# Data start
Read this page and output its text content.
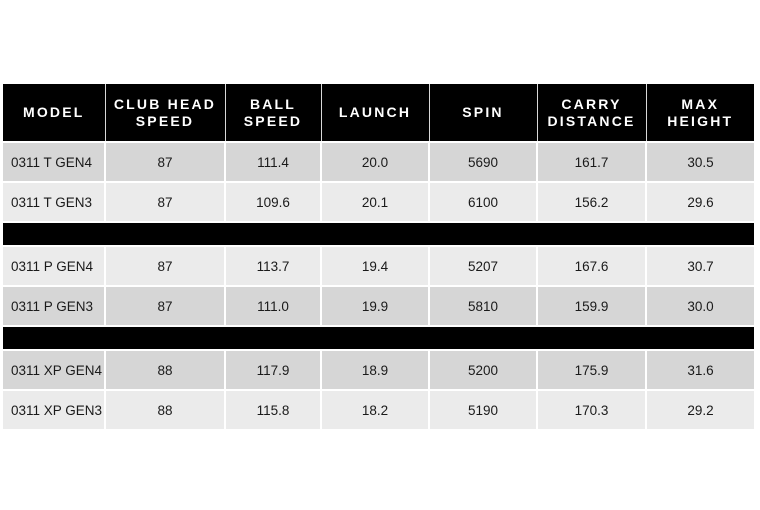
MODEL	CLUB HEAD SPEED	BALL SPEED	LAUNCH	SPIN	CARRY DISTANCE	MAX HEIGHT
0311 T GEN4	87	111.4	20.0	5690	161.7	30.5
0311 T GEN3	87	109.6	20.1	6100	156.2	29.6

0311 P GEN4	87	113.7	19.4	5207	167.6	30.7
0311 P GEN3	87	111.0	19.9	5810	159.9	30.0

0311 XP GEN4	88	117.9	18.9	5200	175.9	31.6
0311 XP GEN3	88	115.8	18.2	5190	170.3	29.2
# Data end
# Data start
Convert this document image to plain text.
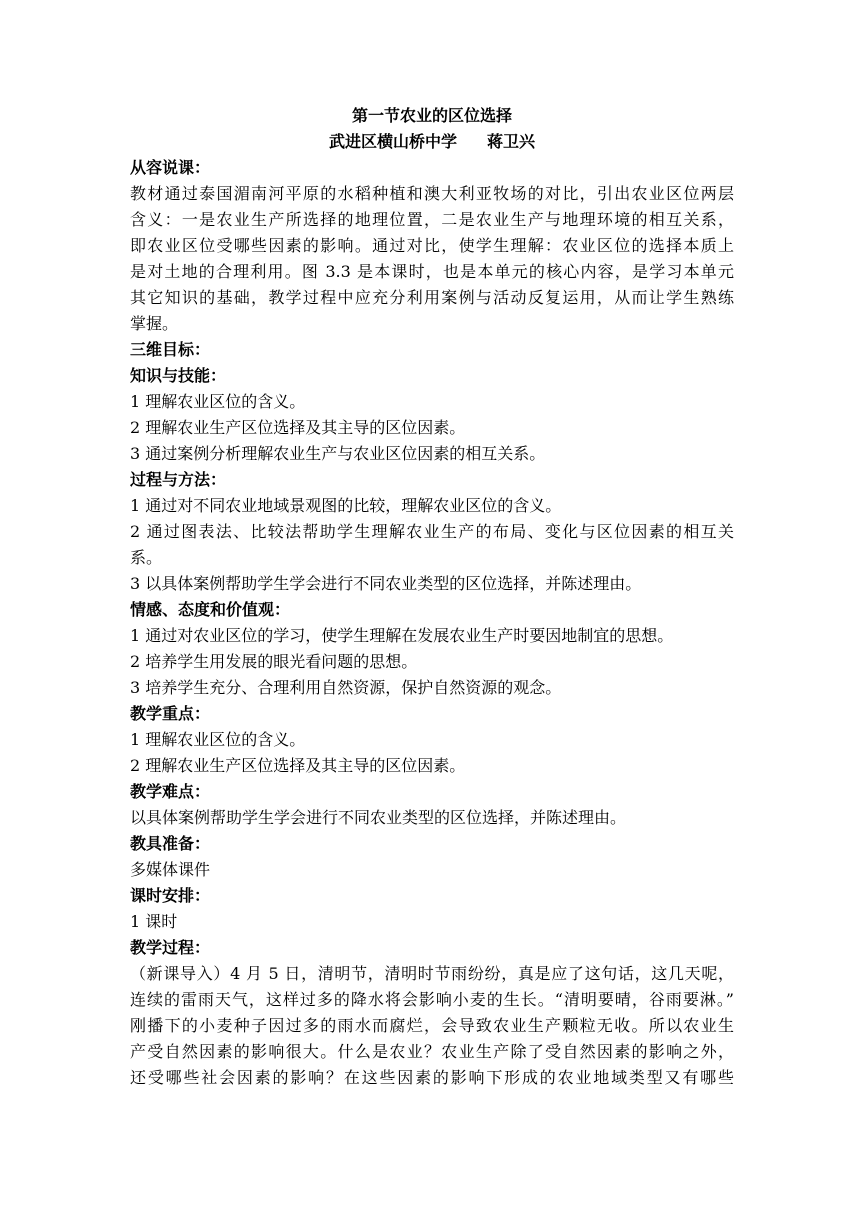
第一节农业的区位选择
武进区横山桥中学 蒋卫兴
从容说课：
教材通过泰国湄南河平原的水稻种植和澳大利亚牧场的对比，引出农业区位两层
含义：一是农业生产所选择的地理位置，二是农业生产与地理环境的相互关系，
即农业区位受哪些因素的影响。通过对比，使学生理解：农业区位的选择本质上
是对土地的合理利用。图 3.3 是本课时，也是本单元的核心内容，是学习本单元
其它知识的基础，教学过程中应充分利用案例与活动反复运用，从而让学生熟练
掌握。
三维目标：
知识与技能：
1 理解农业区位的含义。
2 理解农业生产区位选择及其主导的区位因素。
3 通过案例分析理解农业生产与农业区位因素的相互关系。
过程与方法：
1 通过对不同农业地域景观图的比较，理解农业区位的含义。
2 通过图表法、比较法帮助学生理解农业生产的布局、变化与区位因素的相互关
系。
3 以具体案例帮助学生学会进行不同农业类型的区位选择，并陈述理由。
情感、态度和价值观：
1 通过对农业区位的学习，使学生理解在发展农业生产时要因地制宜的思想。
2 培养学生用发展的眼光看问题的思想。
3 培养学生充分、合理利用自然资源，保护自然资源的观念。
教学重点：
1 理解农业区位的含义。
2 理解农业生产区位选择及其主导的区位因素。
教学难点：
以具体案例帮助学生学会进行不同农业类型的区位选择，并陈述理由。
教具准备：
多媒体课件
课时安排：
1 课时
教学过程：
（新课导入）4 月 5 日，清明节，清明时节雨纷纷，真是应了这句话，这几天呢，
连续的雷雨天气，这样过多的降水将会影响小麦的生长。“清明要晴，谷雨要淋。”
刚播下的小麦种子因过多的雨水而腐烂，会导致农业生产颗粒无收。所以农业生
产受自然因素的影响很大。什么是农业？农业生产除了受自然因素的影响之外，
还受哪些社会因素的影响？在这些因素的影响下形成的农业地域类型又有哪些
# Data end
What is asked: Tally the lines of the records holding the word "以具体案例帮助学生学会进行不同农业类型的区位选择", then state only the tally.

Answer to this problem: 2